* _Directive_: Go through the material below and copy each line where the word "Fitted" appears.

* _Rows_:
****************************************

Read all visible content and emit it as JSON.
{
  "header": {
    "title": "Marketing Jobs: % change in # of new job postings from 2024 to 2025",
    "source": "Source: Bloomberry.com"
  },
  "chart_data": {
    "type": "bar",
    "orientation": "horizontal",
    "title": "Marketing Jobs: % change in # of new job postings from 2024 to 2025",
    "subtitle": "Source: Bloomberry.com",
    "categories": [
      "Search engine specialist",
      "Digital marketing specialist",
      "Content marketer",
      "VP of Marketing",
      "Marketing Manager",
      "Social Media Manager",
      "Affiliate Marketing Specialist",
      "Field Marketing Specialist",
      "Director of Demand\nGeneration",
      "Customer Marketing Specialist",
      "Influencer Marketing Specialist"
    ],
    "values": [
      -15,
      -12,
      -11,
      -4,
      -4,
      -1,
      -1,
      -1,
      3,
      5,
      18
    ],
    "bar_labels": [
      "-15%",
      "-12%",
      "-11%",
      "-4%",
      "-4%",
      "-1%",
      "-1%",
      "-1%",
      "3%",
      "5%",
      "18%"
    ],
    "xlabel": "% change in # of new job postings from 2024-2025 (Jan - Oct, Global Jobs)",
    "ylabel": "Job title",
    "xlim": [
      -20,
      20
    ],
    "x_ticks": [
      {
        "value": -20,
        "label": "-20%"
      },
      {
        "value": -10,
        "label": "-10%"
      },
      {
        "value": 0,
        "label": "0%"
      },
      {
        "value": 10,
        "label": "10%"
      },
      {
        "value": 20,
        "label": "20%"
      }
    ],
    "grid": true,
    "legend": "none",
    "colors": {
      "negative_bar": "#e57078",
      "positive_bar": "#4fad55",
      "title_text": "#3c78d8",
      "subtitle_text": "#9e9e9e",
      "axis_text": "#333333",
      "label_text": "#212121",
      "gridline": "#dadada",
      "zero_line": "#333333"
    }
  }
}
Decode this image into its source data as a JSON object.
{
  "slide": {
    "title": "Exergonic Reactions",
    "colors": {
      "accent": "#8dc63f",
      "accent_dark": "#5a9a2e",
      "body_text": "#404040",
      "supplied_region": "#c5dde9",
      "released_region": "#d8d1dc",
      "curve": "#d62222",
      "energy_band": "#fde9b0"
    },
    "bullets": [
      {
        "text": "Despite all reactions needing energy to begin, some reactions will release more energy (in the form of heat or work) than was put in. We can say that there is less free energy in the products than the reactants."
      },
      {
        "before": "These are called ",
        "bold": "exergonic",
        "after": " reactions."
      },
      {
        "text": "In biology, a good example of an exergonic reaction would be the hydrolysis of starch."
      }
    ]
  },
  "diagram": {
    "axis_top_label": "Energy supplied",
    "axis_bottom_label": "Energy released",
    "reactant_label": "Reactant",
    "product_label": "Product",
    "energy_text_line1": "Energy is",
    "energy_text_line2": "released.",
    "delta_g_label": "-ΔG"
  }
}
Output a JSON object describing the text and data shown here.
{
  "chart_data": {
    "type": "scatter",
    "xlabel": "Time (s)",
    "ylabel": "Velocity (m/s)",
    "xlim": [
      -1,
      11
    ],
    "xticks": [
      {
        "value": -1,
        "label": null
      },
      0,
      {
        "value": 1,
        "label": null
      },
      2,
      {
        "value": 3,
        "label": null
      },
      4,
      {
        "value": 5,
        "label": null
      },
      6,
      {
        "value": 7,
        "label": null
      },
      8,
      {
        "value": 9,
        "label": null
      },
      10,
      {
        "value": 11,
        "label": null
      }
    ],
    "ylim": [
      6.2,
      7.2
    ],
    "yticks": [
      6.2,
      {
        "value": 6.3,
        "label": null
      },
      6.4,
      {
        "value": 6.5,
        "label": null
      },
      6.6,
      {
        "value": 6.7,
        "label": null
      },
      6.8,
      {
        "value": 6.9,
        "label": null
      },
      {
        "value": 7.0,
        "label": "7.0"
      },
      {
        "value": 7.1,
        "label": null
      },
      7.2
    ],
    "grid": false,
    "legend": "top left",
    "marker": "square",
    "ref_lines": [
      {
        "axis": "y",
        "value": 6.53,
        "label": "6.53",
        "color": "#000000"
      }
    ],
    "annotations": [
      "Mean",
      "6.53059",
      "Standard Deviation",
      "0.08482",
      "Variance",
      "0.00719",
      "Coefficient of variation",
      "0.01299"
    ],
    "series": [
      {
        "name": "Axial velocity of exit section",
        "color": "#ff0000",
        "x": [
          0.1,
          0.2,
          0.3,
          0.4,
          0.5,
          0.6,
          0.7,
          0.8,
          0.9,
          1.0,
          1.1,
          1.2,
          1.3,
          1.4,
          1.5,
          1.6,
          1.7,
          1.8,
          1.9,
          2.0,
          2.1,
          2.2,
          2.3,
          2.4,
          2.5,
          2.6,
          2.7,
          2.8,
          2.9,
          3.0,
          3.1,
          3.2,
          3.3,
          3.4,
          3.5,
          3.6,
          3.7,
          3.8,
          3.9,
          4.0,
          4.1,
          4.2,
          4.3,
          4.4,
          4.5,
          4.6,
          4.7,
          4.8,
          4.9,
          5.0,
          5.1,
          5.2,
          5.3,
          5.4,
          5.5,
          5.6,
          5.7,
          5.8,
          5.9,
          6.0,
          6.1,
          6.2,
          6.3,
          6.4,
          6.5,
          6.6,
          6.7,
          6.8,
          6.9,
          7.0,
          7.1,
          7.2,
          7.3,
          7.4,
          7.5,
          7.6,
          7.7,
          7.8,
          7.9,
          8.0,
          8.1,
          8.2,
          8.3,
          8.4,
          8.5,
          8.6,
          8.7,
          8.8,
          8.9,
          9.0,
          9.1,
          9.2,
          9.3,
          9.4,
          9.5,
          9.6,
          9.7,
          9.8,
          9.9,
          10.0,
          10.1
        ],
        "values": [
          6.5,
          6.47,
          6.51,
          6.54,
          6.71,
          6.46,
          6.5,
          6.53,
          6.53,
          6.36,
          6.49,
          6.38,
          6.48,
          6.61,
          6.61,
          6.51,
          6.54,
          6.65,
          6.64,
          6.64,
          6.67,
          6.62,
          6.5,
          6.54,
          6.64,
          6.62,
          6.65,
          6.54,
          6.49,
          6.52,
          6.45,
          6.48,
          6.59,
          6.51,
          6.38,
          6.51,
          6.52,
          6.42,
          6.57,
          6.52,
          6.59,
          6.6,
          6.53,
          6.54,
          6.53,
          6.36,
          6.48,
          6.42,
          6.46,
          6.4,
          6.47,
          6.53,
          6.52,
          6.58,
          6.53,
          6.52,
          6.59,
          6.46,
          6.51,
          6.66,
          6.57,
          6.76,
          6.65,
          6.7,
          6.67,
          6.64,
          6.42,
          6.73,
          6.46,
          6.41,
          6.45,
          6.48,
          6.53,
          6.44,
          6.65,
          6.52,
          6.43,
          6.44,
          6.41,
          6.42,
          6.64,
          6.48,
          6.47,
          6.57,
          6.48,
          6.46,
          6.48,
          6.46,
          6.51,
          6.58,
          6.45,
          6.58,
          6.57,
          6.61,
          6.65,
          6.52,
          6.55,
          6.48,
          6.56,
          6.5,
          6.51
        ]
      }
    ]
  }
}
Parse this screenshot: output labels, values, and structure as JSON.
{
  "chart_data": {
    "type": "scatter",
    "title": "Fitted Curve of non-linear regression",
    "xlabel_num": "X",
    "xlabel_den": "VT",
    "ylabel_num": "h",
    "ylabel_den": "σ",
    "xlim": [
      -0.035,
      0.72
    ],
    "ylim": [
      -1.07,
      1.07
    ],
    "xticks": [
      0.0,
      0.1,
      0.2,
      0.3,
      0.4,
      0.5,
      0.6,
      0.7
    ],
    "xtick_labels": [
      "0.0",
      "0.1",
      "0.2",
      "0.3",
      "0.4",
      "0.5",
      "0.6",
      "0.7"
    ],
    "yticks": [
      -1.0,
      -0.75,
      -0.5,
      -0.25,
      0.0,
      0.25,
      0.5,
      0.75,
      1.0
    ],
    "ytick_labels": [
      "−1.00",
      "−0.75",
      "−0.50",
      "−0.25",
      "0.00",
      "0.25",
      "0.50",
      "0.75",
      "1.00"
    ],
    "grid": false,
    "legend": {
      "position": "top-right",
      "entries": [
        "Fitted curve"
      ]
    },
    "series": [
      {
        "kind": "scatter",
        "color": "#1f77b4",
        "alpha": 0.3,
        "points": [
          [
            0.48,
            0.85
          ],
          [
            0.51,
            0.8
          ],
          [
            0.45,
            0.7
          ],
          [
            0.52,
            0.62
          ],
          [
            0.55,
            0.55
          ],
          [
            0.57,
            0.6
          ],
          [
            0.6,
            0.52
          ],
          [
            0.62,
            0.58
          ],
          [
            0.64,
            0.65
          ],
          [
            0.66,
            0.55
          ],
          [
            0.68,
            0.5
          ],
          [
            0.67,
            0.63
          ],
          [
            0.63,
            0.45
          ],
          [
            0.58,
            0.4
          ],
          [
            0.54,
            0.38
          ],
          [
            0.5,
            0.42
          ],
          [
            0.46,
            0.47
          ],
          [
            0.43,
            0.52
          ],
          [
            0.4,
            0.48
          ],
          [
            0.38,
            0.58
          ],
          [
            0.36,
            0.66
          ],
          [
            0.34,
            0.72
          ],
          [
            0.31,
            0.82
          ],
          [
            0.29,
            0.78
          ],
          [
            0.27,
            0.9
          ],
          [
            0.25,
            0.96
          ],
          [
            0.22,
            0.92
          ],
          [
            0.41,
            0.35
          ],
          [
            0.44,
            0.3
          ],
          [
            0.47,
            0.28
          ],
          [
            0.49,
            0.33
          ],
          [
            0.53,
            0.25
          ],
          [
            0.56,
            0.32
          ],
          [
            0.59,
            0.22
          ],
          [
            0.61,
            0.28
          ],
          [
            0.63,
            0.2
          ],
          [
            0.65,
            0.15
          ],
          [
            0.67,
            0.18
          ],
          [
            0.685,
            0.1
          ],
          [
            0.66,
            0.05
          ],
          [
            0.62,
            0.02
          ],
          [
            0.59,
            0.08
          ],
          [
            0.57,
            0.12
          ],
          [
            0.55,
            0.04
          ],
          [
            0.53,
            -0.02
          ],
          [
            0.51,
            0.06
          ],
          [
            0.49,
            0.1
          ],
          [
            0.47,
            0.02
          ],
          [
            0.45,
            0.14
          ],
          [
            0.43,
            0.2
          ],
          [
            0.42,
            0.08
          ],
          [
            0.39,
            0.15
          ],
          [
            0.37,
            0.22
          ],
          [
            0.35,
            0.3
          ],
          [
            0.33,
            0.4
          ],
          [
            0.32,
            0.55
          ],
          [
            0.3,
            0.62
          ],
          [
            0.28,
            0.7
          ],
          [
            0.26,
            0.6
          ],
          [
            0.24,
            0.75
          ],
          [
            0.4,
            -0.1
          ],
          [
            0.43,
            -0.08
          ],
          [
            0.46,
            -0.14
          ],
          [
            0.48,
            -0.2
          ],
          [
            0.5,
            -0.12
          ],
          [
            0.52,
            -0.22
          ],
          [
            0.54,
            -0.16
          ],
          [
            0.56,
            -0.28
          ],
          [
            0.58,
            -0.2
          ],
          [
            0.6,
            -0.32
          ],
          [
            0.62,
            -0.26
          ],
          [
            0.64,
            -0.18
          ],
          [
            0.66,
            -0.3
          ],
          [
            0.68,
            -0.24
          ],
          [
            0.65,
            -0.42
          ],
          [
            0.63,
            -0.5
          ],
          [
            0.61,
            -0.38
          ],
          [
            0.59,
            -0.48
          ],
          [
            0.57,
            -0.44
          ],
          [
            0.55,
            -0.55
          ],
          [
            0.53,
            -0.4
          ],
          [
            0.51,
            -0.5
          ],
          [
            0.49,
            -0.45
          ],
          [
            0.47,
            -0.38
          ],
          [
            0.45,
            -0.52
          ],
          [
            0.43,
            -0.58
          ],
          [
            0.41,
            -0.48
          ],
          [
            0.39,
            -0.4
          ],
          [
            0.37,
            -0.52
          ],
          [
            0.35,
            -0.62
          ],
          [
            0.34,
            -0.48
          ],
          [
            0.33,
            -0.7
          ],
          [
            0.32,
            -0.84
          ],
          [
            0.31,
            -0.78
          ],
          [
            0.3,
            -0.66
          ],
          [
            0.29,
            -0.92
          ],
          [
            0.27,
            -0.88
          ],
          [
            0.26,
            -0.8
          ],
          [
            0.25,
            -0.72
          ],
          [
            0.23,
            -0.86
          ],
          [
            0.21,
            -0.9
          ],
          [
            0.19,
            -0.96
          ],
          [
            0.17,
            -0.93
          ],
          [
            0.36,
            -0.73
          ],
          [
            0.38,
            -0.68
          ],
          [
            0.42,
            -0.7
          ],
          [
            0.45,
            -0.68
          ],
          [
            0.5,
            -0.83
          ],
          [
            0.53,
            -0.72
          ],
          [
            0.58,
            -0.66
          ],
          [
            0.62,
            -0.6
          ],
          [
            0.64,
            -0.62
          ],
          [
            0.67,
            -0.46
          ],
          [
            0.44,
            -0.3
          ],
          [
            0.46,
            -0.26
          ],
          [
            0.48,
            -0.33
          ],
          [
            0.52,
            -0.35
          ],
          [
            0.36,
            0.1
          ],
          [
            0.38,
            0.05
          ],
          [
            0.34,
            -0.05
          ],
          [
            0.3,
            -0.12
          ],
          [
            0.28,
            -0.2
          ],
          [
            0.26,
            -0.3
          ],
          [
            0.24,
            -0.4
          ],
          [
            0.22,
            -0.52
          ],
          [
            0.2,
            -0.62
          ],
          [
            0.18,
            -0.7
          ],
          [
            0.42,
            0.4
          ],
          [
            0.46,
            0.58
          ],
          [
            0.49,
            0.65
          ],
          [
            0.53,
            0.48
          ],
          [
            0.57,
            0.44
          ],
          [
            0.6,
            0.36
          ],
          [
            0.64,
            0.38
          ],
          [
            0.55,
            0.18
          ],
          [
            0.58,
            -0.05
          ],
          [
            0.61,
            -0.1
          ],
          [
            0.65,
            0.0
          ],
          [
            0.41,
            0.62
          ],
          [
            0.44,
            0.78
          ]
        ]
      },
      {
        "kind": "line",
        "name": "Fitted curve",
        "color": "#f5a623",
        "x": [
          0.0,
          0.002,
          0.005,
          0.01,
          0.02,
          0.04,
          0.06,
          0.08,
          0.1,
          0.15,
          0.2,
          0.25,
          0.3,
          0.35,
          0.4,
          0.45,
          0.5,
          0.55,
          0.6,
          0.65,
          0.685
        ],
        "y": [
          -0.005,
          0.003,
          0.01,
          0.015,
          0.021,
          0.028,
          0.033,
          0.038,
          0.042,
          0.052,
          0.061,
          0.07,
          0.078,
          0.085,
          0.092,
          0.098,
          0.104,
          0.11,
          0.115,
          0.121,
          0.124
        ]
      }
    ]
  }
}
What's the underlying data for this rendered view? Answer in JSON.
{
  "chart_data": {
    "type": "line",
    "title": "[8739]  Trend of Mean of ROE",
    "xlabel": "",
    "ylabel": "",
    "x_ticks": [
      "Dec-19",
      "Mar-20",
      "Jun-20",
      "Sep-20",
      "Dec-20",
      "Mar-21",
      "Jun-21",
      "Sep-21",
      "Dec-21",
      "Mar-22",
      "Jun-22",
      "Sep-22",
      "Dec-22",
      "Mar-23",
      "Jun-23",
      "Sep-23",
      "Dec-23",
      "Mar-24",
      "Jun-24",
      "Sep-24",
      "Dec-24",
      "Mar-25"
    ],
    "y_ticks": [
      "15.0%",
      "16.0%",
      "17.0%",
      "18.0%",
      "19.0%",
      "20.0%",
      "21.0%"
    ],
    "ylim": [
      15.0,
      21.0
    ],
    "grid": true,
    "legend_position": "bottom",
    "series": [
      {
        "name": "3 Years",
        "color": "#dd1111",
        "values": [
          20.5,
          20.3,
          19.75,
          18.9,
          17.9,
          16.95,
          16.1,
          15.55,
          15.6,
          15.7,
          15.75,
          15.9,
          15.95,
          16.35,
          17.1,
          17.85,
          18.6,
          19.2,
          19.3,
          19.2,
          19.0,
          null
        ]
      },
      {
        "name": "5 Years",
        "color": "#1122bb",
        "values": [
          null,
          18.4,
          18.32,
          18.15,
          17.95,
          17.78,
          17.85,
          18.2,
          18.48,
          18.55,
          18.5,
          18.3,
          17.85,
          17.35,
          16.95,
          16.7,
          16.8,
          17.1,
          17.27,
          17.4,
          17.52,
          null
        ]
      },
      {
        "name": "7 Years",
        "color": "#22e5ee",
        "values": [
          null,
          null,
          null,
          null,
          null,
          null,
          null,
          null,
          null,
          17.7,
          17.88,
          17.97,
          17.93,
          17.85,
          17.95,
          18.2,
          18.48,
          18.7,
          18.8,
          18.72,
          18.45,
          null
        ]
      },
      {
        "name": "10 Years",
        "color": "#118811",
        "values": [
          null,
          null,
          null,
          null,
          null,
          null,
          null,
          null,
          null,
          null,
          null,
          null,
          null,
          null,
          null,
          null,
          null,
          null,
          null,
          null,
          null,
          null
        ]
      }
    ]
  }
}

****************************************

* _Correct response_:
    "title": "Fitted Curve of non-linear regression",
        "Fitted curve"
        "name": "Fitted curve",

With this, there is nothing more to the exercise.